CHALLENGE —
Read through the entries below and return each line with the word "text".

Saved entries
================
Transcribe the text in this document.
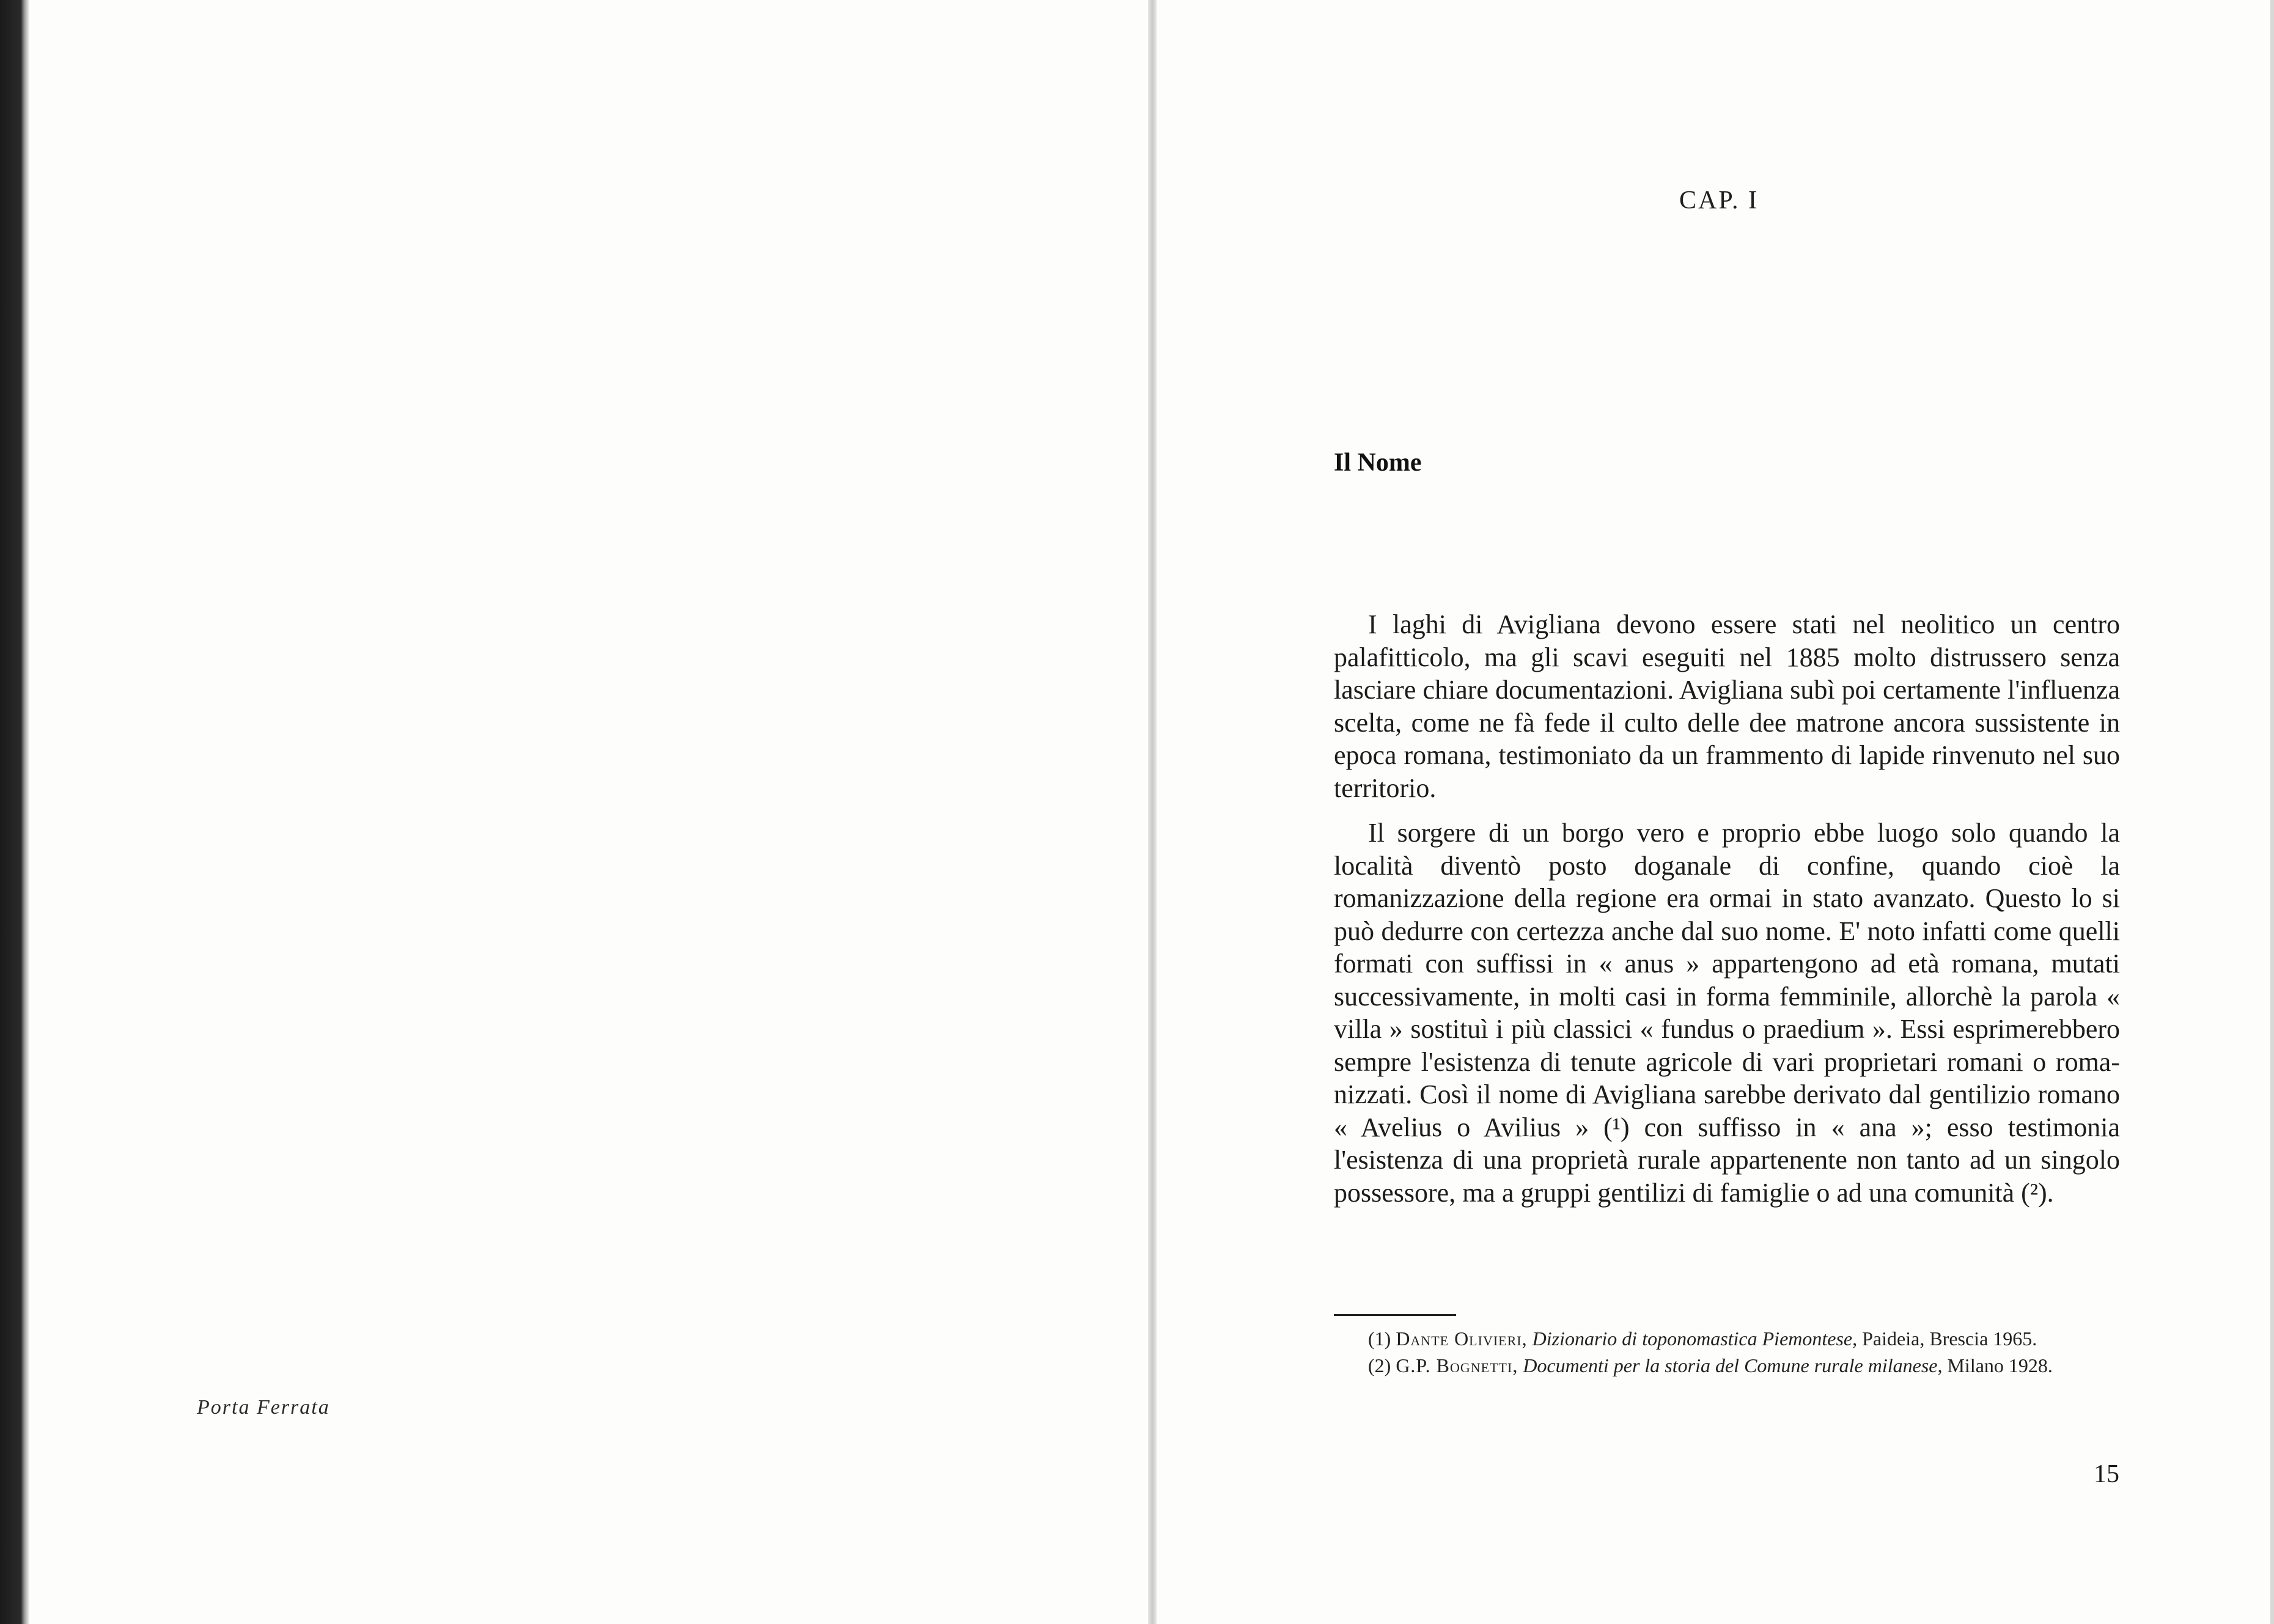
Porta Ferrata
CAP. I
Il Nome

I laghi di Avigliana devono essere stati nel neolitico un centro palafitticolo, ma gli scavi eseguiti nel 1885 molto distrussero senza lasciare chiare documentazioni. Avigliana subì poi certamente l'influenza scelta, come ne fà fede il culto delle dee matrone ancora sussistente in epoca romana, testimoniato da un frammento di lapide rinvenuto nel suo territorio.

Il sorgere di un borgo vero e proprio ebbe luogo solo quando la località diventò posto doganale di confine, quando cioè la romanizzazione della regione era ormai in stato avanzato. Questo lo si può dedurre con certezza anche dal suo nome. E' noto infatti come quelli formati con suffissi in « anus » appartengono ad età romana, mutati successivamente, in molti casi in forma femminile, allorchè la parola « villa » sostituì i più classici « fundus o praedium ». Essi esprimerebbero sempre l'esistenza di tenute agricole di vari proprietari romani o romanizzati. Così il nome di Avigliana sarebbe derivato dal gentilizio romano « Avelius o Avilius » (¹) con suffisso in « ana »; esso testimonia l'esistenza di una proprietà rurale appartenente non tanto ad un singolo possessore, ma a gruppi gentilizi di famiglie o ad una comunità (²).

(1) Dante Olivieri, Dizionario di toponomastica Piemontese, Paideia, Brescia 1965.

(2) G.P. Bognetti, Documenti per la storia del Comune rurale milanese, Milano 1928.

15
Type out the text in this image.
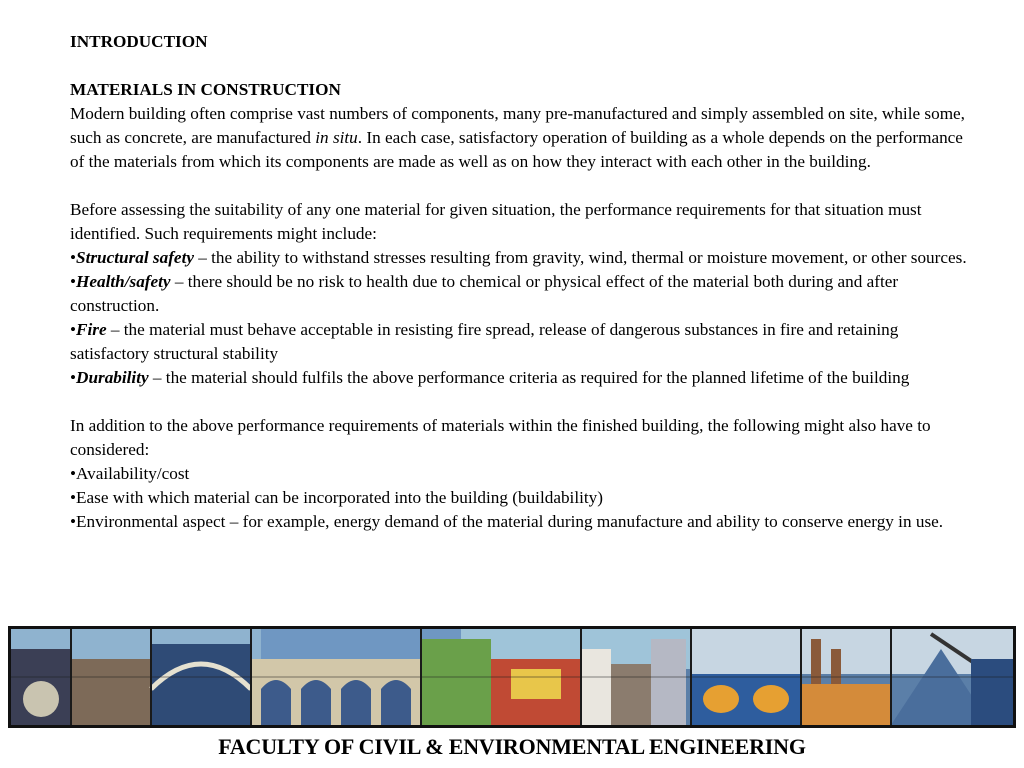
INTRODUCTION

MATERIALS IN CONSTRUCTION

Modern building often comprise vast numbers of components, many pre-manufactured and simply assembled on site, while some, such as concrete, are manufactured in situ. In each case, satisfactory operation of building as a whole depends on the performance of the materials from which its components are made as well as on how they interact with each other in the building.

Before assessing the suitability of any one material for given situation, the performance requirements for that situation must identified. Such requirements might include:

•Structural safety – the ability to withstand stresses resulting from gravity, wind, thermal or moisture movement, or other sources.

•Health/safety – there should be no risk to health due to chemical or physical effect of the material both during and after construction.

•Fire – the material must behave acceptable in resisting fire spread, release of dangerous substances in fire and retaining satisfactory structural stability

•Durability – the material should fulfils the above performance criteria as required for the planned lifetime of the building

In addition to the above performance requirements of materials within the finished building, the following might also have to considered:

•Availability/cost

•Ease with which material can be incorporated into the building (buildability)

•Environmental aspect – for example, energy demand of the material during manufacture and ability to conserve energy in use.

FACULTY OF CIVIL & ENVIRONMENTAL ENGINEERING
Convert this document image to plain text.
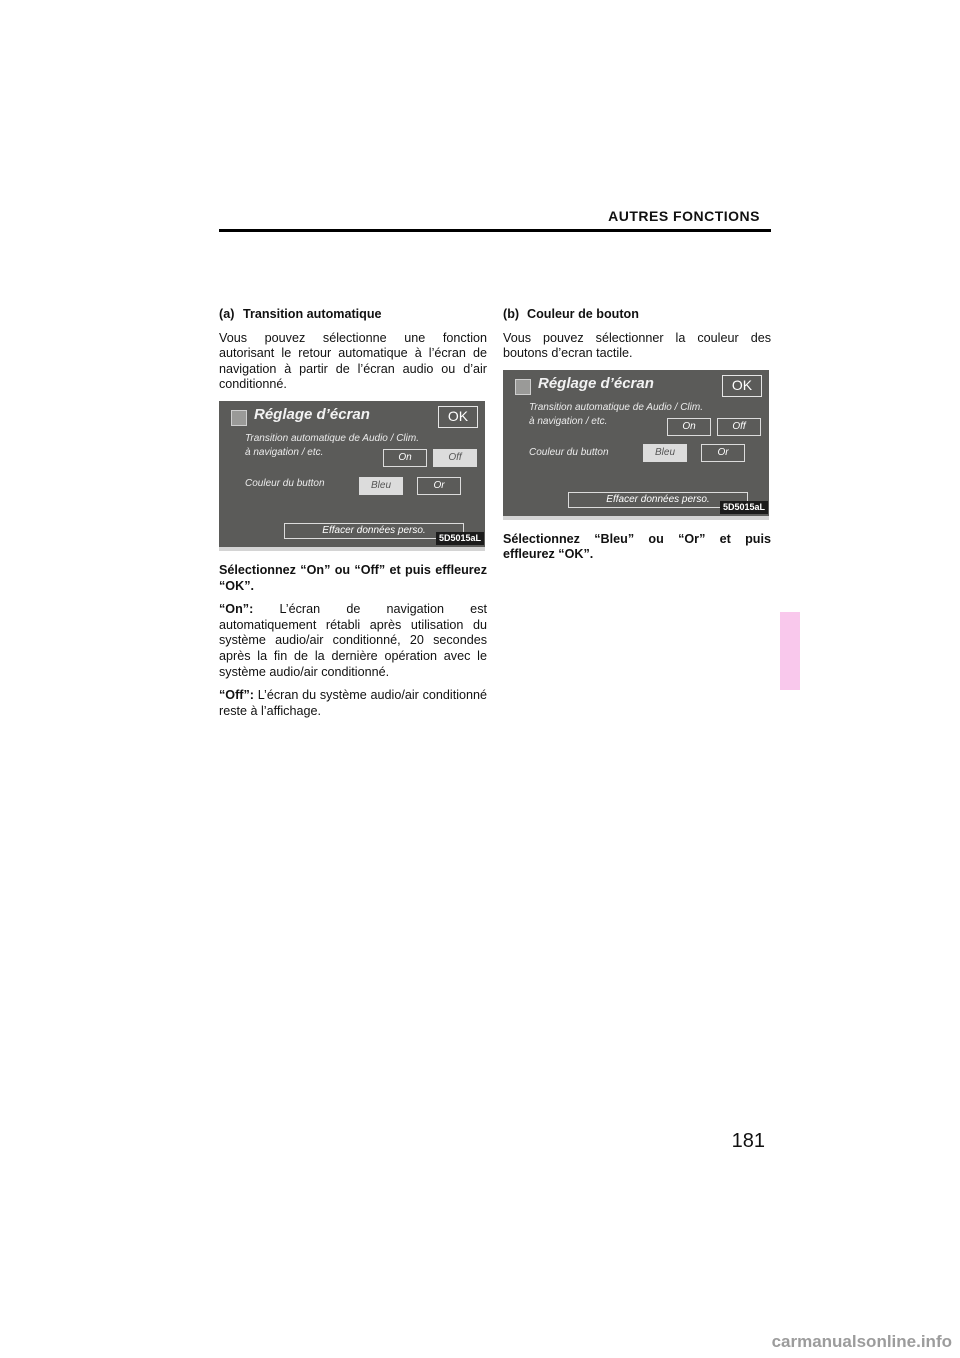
AUTRES FONCTIONS
(a) Transition automatique

Vous pouvez sélectionne une fonction autorisant le retour automatique à l’écran de navigation à partir de l’écran audio ou d’air conditionné.

Réglage d’écran	OK
Transition automatique de Audio / Clim.
à navigation / etc.	On	Off
Couleur du button	Bleu	Or
Effacer données perso.
5D5015aL

Sélectionnez “On” ou “Off” et puis effleurez “OK”.

“On”: L’écran de navigation est automatiquement rétabli après utilisation du système audio/air conditionné, 20 secondes après la fin de la dernière opération avec le système audio/air conditionné.

“Off”: L’écran du système audio/air conditionné reste à l’affichage.

(b) Couleur de bouton

Vous pouvez sélectionner la couleur des boutons d’ecran tactile.

Réglage d’écran	OK
Transition automatique de Audio / Clim.
à navigation / etc.	On	Off
Couleur du button	Bleu	Or
Effacer données perso.
5D5015aL

Sélectionnez “Bleu” ou “Or” et puis effleurez “OK”.

181
carmanualsonline.info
================
TASK RESULT —
Transcribe the text in this document.
Type out the text in this image.
Convert this document image to plain text.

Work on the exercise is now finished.